[RECORD LIST start]
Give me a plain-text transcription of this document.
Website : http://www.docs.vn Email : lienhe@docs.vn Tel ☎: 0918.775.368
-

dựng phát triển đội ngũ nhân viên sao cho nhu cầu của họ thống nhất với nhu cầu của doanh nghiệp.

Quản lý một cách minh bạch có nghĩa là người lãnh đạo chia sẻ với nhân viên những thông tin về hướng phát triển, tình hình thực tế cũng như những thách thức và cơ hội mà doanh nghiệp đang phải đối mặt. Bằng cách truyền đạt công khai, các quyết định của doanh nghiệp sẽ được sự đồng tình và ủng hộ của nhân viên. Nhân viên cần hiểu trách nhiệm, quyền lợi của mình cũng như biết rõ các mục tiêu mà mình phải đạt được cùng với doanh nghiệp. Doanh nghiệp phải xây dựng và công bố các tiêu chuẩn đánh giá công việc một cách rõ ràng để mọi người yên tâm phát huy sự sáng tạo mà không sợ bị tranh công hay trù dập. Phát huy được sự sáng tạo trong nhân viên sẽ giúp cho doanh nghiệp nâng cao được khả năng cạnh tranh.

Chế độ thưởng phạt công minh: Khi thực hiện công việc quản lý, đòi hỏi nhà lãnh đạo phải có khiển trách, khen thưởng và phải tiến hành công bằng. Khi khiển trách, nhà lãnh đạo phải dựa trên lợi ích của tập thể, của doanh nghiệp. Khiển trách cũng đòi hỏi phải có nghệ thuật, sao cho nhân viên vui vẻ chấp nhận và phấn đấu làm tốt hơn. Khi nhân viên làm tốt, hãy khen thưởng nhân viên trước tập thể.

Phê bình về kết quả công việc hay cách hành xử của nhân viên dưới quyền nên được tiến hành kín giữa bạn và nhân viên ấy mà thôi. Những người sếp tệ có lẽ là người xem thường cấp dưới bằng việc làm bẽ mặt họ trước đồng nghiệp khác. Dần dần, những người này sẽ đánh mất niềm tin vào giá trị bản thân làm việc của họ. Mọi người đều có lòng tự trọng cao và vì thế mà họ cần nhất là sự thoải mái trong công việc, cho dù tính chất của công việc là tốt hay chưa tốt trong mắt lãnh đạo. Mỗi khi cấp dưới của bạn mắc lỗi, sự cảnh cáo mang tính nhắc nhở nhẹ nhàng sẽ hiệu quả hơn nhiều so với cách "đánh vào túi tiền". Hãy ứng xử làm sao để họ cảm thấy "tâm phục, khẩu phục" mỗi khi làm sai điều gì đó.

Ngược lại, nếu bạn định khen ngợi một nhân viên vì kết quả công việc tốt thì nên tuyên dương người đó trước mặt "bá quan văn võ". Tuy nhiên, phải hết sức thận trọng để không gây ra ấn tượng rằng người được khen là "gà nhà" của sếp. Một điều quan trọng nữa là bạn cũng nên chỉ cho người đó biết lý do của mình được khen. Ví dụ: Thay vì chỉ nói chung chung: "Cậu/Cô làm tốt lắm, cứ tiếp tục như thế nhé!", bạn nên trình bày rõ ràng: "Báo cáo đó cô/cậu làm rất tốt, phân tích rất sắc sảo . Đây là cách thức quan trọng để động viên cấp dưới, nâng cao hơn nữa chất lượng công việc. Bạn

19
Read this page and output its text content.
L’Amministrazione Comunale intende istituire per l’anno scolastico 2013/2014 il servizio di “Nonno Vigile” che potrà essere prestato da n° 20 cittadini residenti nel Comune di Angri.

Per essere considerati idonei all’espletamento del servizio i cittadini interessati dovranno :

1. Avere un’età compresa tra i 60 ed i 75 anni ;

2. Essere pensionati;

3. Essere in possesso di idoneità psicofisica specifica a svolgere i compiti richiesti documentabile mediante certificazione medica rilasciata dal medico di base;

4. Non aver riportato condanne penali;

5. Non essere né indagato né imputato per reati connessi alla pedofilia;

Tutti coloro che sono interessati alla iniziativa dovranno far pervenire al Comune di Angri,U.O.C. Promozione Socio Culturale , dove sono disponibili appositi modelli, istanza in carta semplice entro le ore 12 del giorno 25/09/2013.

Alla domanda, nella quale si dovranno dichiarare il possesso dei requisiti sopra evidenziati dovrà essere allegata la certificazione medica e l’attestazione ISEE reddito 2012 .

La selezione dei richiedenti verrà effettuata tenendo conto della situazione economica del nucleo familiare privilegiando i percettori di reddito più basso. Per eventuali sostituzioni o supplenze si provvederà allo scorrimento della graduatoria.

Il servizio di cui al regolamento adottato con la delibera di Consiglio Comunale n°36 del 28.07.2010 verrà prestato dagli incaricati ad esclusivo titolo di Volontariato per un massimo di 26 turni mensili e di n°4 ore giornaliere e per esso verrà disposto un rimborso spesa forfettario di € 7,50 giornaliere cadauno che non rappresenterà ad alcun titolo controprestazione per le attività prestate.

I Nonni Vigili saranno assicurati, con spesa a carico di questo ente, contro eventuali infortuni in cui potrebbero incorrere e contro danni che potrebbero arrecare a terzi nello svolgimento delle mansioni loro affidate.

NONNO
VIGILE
[RECORD LIST end]
[RECORD LIST start]
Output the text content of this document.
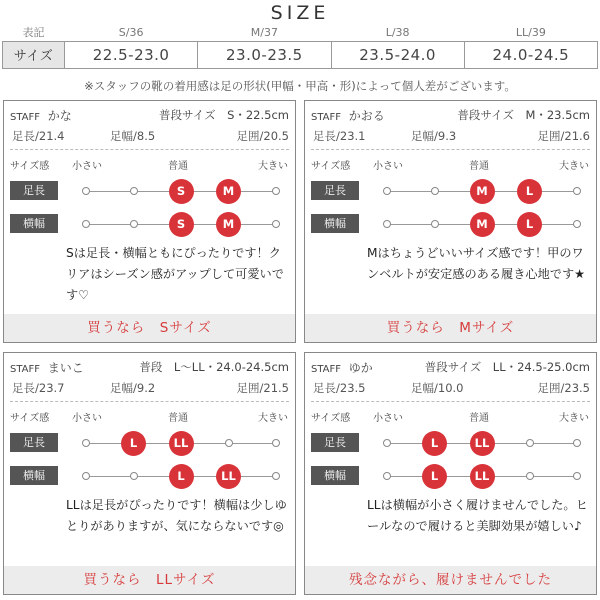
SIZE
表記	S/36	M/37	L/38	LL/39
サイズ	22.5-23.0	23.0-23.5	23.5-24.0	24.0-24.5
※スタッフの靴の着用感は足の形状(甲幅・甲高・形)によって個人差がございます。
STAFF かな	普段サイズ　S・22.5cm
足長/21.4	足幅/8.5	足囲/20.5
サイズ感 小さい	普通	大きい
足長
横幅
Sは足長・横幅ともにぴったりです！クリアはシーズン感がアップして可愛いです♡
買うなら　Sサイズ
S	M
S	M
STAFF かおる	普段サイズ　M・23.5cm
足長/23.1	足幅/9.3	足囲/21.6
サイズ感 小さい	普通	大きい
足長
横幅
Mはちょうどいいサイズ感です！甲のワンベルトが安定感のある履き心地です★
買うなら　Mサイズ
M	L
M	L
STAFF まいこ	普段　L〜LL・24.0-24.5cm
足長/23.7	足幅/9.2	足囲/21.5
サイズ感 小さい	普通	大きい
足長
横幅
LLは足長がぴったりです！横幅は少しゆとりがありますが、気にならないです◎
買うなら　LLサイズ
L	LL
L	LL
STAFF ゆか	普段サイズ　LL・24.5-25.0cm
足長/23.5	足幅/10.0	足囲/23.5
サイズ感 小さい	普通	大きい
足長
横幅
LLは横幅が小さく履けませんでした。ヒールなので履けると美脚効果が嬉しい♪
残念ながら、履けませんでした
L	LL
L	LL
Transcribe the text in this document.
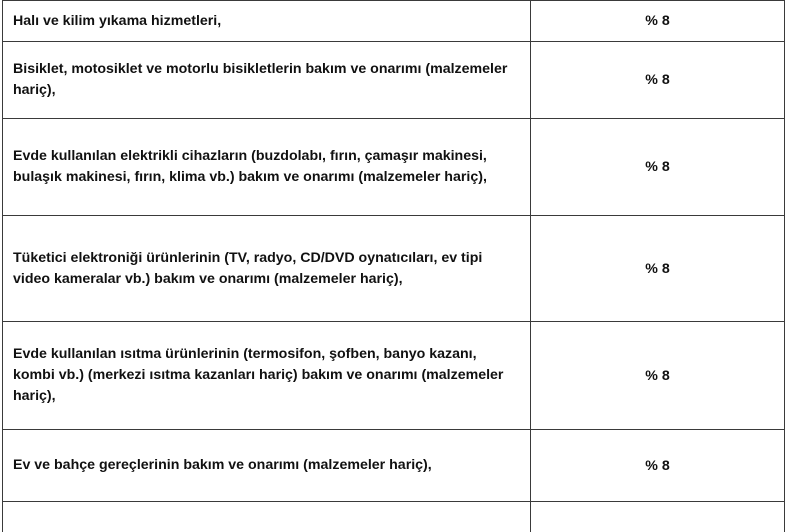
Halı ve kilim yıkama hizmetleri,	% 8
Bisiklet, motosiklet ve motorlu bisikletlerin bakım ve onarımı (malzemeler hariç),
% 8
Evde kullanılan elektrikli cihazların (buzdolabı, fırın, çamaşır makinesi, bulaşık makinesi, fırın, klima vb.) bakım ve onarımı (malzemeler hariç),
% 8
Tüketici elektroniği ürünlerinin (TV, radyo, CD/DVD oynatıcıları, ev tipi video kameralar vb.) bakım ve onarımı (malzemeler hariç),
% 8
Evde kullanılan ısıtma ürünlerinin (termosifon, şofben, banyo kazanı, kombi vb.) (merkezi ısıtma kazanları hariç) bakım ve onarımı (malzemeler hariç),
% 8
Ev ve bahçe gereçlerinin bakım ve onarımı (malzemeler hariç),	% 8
[RECORD LIST end]
> **OBJECTIVE**:
Search the preceding listing for "ürünlerinin" and extract every line where it is found.

> **SOLUTION FOR THIS EXERCISE**:
Tüketici elektroniği ürünlerinin (TV, radyo, CD/DVD oynatıcıları, ev tipi video kameralar vb.) bakım ve onarımı (malzemeler hariç),
Evde kullanılan ısıtma ürünlerinin (termosifon, şofben, banyo kazanı, kombi vb.) (merkezi ısıtma kazanları hariç) bakım ve onarımı (malzemeler hariç),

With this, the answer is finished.